Collected data entries
━━━━━━━━━━━━━━━━━━━━

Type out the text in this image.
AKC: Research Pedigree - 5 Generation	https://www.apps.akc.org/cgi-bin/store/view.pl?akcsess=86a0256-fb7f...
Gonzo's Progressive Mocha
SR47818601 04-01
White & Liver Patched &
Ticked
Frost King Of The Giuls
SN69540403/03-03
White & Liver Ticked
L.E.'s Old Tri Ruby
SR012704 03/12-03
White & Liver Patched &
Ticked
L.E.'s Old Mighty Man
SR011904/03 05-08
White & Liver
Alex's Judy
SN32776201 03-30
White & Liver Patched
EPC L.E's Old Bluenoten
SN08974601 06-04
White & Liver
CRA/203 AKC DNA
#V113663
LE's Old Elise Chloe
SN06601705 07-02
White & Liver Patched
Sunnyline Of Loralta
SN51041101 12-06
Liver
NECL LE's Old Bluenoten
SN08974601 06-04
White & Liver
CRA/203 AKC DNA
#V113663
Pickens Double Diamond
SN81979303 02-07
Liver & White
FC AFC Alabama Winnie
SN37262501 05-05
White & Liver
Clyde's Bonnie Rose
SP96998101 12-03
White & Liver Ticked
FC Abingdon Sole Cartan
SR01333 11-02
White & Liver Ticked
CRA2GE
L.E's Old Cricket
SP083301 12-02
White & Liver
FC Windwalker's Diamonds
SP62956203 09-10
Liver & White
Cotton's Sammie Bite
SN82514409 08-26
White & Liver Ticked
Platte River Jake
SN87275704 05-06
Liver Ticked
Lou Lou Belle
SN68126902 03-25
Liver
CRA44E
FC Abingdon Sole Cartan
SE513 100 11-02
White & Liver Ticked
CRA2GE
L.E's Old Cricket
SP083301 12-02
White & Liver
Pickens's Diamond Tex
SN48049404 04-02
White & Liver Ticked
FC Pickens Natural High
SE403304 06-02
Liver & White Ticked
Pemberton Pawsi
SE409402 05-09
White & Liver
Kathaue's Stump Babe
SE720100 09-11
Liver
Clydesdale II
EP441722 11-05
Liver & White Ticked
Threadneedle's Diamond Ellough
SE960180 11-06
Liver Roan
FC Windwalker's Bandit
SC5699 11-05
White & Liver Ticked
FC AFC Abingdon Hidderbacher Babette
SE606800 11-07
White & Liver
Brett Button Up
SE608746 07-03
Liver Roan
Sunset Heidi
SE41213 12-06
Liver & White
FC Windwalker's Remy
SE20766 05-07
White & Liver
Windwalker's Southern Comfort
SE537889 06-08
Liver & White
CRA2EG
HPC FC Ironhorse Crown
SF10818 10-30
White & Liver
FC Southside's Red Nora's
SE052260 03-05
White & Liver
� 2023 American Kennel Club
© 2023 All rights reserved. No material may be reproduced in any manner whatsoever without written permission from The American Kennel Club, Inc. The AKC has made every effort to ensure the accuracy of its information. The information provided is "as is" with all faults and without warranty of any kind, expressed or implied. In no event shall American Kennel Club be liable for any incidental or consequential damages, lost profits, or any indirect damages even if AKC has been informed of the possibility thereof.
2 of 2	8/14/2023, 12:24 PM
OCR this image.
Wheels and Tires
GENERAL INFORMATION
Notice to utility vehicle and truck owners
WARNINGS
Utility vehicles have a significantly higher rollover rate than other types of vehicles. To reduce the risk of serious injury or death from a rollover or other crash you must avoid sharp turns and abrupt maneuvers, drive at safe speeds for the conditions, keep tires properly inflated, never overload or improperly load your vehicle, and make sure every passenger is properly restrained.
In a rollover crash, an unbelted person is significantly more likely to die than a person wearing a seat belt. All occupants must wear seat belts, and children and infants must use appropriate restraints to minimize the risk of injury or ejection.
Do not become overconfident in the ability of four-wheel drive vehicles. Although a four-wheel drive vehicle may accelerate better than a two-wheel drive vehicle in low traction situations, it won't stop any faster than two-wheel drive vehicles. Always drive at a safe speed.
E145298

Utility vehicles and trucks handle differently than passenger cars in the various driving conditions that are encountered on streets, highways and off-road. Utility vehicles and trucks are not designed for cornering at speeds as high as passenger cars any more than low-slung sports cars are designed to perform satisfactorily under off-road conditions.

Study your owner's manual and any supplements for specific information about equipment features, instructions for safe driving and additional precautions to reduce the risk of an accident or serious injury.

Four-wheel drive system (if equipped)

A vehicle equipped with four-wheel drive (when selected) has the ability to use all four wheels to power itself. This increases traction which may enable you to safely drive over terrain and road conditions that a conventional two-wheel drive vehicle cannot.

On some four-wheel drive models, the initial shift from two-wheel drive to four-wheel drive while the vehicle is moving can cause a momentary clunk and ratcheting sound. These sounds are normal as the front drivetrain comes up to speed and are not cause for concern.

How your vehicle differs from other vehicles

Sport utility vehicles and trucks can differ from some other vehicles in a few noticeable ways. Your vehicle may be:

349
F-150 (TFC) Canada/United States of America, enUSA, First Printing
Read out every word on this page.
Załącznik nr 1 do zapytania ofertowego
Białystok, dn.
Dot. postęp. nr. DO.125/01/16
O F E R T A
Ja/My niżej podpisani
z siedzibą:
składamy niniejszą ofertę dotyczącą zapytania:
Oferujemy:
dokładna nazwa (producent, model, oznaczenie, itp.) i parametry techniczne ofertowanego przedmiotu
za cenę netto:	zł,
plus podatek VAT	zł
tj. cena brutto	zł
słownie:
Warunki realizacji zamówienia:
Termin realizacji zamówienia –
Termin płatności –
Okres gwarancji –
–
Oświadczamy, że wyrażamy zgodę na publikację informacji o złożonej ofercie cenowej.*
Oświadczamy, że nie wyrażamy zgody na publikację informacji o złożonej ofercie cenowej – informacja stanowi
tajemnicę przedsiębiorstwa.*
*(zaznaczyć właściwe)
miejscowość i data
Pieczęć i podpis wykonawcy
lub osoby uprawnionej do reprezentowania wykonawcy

━━━━━━━━━━━━━━━━━━━━

## Challenge
Repeat all of the records above exactly as written.

## Solution
Type out the text in this image.
AKC: Research Pedigree - 5 Generation	https://www.apps.akc.org/cgi-bin/store/view.pl?akcsess=86a0256-fb7f...
Gonzo's Progressive Mocha
SR47818601 04-01
White & Liver Patched &
Ticked
Frost King Of The Giuls
SN69540403/03-03
White & Liver Ticked
L.E.'s Old Tri Ruby
SR012704 03/12-03
White & Liver Patched &
Ticked
L.E.'s Old Mighty Man
SR011904/03 05-08
White & Liver
Alex's Judy
SN32776201 03-30
White & Liver Patched
EPC L.E's Old Bluenoten
SN08974601 06-04
White & Liver
CRA/203 AKC DNA
#V113663
LE's Old Elise Chloe
SN06601705 07-02
White & Liver Patched
Sunnyline Of Loralta
SN51041101 12-06
Liver
NECL LE's Old Bluenoten
SN08974601 06-04
White & Liver
CRA/203 AKC DNA
#V113663
Pickens Double Diamond
SN81979303 02-07
Liver & White
FC AFC Alabama Winnie
SN37262501 05-05
White & Liver
Clyde's Bonnie Rose
SP96998101 12-03
White & Liver Ticked
FC Abingdon Sole Cartan
SR01333 11-02
White & Liver Ticked
CRA2GE
L.E's Old Cricket
SP083301 12-02
White & Liver
FC Windwalker's Diamonds
SP62956203 09-10
Liver & White
Cotton's Sammie Bite
SN82514409 08-26
White & Liver Ticked
Platte River Jake
SN87275704 05-06
Liver Ticked
Lou Lou Belle
SN68126902 03-25
Liver
CRA44E
FC Abingdon Sole Cartan
SE513 100 11-02
White & Liver Ticked
CRA2GE
L.E's Old Cricket
SP083301 12-02
White & Liver
Pickens's Diamond Tex
SN48049404 04-02
White & Liver Ticked
FC Pickens Natural High
SE403304 06-02
Liver & White Ticked
Pemberton Pawsi
SE409402 05-09
White & Liver
Kathaue's Stump Babe
SE720100 09-11
Liver
Clydesdale II
EP441722 11-05
Liver & White Ticked
Threadneedle's Diamond Ellough
SE960180 11-06
Liver Roan
FC Windwalker's Bandit
SC5699 11-05
White & Liver Ticked
FC AFC Abingdon Hidderbacher Babette
SE606800 11-07
White & Liver
Brett Button Up
SE608746 07-03
Liver Roan
Sunset Heidi
SE41213 12-06
Liver & White
FC Windwalker's Remy
SE20766 05-07
White & Liver
Windwalker's Southern Comfort
SE537889 06-08
Liver & White
CRA2EG
HPC FC Ironhorse Crown
SF10818 10-30
White & Liver
FC Southside's Red Nora's
SE052260 03-05
White & Liver
� 2023 American Kennel Club
© 2023 All rights reserved. No material may be reproduced in any manner whatsoever without written permission from The American Kennel Club, Inc. The AKC has made every effort to ensure the accuracy of its information. The information provided is "as is" with all faults and without warranty of any kind, expressed or implied. In no event shall American Kennel Club be liable for any incidental or consequential damages, lost profits, or any indirect damages even if AKC has been informed of the possibility thereof.
2 of 2	8/14/2023, 12:24 PM
OCR this image.
Wheels and Tires
GENERAL INFORMATION
Notice to utility vehicle and truck owners
WARNINGS
Utility vehicles have a significantly higher rollover rate than other types of vehicles. To reduce the risk of serious injury or death from a rollover or other crash you must avoid sharp turns and abrupt maneuvers, drive at safe speeds for the conditions, keep tires properly inflated, never overload or improperly load your vehicle, and make sure every passenger is properly restrained.
In a rollover crash, an unbelted person is significantly more likely to die than a person wearing a seat belt. All occupants must wear seat belts, and children and infants must use appropriate restraints to minimize the risk of injury or ejection.
Do not become overconfident in the ability of four-wheel drive vehicles. Although a four-wheel drive vehicle may accelerate better than a two-wheel drive vehicle in low traction situations, it won't stop any faster than two-wheel drive vehicles. Always drive at a safe speed.
E145298

Utility vehicles and trucks handle differently than passenger cars in the various driving conditions that are encountered on streets, highways and off-road. Utility vehicles and trucks are not designed for cornering at speeds as high as passenger cars any more than low-slung sports cars are designed to perform satisfactorily under off-road conditions.

Study your owner's manual and any supplements for specific information about equipment features, instructions for safe driving and additional precautions to reduce the risk of an accident or serious injury.

Four-wheel drive system (if equipped)

A vehicle equipped with four-wheel drive (when selected) has the ability to use all four wheels to power itself. This increases traction which may enable you to safely drive over terrain and road conditions that a conventional two-wheel drive vehicle cannot.

On some four-wheel drive models, the initial shift from two-wheel drive to four-wheel drive while the vehicle is moving can cause a momentary clunk and ratcheting sound. These sounds are normal as the front drivetrain comes up to speed and are not cause for concern.

How your vehicle differs from other vehicles

Sport utility vehicles and trucks can differ from some other vehicles in a few noticeable ways. Your vehicle may be:

349
F-150 (TFC) Canada/United States of America, enUSA, First Printing
Read out every word on this page.
Załącznik nr 1 do zapytania ofertowego
Białystok, dn.
Dot. postęp. nr. DO.125/01/16
O F E R T A
Ja/My niżej podpisani
z siedzibą:
składamy niniejszą ofertę dotyczącą zapytania:
Oferujemy:
dokładna nazwa (producent, model, oznaczenie, itp.) i parametry techniczne ofertowanego przedmiotu
za cenę netto:	zł,
plus podatek VAT	zł
tj. cena brutto	zł
słownie:
Warunki realizacji zamówienia:
Termin realizacji zamówienia –
Termin płatności –
Okres gwarancji –
–
Oświadczamy, że wyrażamy zgodę na publikację informacji o złożonej ofercie cenowej.*
Oświadczamy, że nie wyrażamy zgody na publikację informacji o złożonej ofercie cenowej – informacja stanowi
tajemnicę przedsiębiorstwa.*
*(zaznaczyć właściwe)
miejscowość i data
Pieczęć i podpis wykonawcy
lub osoby uprawnionej do reprezentowania wykonawcy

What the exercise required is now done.